* [Work required]
Find every line containing the word "панель" and report the count, nothing more.

Some records:
== == ==
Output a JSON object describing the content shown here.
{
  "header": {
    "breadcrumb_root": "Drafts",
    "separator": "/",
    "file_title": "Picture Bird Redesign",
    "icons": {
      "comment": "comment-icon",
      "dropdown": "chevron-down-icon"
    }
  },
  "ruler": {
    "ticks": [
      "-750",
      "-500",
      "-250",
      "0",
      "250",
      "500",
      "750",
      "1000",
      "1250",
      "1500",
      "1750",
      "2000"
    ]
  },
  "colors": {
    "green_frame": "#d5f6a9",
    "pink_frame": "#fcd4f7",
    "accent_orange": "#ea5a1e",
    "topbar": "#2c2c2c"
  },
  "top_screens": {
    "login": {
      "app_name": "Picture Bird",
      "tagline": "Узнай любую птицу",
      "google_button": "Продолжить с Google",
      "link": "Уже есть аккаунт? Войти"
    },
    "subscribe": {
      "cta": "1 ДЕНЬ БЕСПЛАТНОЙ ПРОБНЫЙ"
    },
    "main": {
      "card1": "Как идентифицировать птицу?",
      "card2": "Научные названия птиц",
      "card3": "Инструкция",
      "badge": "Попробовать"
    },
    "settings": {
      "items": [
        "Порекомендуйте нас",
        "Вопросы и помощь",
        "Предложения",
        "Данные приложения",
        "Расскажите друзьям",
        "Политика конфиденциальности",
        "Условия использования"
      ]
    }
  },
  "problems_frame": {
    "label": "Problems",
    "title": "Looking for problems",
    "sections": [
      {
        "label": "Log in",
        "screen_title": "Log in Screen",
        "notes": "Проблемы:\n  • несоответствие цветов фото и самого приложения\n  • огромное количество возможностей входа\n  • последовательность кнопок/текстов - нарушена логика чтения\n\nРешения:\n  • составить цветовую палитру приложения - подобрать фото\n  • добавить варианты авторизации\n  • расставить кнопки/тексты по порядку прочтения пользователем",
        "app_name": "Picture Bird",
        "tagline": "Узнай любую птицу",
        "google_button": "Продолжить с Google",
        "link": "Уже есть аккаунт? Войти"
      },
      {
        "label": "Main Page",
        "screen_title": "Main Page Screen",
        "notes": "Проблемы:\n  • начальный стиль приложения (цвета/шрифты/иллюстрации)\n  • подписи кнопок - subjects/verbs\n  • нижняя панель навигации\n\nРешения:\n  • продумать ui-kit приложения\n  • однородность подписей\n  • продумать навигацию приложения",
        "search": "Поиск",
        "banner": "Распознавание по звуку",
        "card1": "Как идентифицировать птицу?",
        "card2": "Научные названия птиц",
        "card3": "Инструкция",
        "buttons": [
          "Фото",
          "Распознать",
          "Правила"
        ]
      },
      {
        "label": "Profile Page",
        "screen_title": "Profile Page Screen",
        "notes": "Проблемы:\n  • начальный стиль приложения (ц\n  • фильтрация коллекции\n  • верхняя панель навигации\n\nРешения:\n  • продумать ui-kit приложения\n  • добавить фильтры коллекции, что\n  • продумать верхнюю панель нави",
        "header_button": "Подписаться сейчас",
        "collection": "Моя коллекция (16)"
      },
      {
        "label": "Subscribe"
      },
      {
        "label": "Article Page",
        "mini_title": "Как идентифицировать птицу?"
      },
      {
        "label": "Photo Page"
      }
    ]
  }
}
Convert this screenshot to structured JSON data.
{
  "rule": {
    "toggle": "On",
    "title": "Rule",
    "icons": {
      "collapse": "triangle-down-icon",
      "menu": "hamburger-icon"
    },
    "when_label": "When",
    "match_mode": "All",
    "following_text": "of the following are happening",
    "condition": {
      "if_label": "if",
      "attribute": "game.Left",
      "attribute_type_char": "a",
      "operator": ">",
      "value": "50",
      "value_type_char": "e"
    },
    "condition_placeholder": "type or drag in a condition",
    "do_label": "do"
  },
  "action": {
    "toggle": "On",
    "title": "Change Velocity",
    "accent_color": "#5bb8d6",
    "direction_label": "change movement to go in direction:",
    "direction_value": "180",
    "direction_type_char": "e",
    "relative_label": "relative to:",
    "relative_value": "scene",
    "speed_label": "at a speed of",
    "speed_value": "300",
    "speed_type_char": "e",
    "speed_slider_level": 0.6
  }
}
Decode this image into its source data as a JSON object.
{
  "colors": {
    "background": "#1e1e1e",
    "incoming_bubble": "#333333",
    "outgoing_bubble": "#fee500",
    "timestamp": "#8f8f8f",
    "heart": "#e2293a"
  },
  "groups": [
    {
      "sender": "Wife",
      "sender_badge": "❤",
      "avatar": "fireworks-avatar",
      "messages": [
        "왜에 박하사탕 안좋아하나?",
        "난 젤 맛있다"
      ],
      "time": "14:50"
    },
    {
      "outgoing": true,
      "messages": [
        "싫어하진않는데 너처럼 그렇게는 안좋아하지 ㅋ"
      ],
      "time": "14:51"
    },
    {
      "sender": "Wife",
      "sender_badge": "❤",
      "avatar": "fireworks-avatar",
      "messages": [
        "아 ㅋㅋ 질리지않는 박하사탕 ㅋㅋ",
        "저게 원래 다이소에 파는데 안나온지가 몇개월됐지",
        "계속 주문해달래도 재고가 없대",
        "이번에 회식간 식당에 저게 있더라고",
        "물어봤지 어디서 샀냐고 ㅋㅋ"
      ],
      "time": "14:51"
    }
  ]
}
== == ==
* [Worked solution]
2